*TASK*
Repeat word for word the lines from the first one through the line containing "- summary-header-groups: Groups: [238, 196, 271, 207]", both included.

--- start DATASET RECORDS ---

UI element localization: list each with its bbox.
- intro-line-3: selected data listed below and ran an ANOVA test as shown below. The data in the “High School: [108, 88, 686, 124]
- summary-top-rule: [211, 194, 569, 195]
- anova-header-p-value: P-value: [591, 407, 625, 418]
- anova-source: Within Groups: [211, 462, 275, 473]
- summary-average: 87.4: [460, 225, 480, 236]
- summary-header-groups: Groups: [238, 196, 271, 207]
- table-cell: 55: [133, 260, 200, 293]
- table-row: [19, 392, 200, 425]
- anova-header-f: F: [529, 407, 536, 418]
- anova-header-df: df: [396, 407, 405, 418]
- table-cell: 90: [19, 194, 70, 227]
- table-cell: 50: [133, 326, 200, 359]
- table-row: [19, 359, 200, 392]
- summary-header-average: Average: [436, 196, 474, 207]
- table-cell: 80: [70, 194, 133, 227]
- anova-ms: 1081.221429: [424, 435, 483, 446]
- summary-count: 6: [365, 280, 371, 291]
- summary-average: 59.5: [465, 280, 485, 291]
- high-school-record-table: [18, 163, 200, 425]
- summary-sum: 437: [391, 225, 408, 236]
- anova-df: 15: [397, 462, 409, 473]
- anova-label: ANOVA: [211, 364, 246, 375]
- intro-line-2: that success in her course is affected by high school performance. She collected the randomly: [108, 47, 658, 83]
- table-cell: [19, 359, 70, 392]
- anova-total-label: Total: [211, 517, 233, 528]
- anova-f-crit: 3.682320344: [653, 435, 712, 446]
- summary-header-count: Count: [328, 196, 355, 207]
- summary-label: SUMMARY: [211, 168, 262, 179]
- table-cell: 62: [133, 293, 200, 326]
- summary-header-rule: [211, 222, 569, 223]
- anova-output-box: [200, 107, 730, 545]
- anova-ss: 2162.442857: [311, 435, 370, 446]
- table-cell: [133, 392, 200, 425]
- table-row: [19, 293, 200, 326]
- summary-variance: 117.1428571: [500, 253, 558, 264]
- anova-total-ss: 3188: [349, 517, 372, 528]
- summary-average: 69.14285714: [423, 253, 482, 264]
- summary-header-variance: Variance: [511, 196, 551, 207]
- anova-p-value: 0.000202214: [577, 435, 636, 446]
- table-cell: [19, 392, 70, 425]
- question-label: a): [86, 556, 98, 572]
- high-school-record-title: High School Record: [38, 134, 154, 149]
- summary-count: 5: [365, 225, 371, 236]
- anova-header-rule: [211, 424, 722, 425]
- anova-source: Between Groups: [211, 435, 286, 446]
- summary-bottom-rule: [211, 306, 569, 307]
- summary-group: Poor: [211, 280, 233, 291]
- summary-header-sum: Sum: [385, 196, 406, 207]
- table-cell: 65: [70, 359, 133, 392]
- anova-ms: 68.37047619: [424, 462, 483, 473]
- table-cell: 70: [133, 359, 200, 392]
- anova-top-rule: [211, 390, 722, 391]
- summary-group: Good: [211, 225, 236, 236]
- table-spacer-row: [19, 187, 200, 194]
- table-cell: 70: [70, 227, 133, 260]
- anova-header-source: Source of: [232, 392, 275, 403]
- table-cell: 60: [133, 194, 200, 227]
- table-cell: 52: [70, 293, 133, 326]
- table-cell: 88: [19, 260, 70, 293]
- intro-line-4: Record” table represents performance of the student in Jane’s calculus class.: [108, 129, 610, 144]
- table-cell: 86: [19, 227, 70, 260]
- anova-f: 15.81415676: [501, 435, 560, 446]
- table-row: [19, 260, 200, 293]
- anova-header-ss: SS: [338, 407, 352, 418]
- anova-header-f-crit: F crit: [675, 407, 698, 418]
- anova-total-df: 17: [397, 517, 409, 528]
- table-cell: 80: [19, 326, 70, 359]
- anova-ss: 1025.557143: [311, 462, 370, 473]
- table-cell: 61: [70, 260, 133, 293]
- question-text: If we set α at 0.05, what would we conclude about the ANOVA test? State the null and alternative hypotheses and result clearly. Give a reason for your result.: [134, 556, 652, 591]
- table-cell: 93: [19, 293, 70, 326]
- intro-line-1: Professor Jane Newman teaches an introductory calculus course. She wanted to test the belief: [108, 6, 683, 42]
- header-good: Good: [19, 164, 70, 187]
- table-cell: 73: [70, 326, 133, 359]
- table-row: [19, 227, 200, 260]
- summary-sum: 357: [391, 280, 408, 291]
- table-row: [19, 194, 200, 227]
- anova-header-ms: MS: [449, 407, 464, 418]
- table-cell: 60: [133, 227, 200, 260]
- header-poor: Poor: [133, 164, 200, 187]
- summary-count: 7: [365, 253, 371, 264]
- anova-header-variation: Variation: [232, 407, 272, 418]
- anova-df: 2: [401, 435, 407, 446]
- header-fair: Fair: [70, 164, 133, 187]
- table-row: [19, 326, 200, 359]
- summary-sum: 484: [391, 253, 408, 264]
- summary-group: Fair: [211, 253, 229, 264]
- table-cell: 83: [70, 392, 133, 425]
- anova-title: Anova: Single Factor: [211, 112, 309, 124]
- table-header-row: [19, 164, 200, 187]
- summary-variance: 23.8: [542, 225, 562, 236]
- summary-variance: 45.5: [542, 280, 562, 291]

--- end DATASET RECORDS ---

*SOLUTION FOR THIS PROBLEM*
UI element localization: list each with its bbox.
- intro-line-3: selected data listed below and ran an ANOVA test as shown below. The data in the “High School: [108, 88, 686, 124]
- summary-top-rule: [211, 194, 569, 195]
- anova-header-p-value: P-value: [591, 407, 625, 418]
- anova-source: Within Groups: [211, 462, 275, 473]
- summary-average: 87.4: [460, 225, 480, 236]
- summary-header-groups: Groups: [238, 196, 271, 207]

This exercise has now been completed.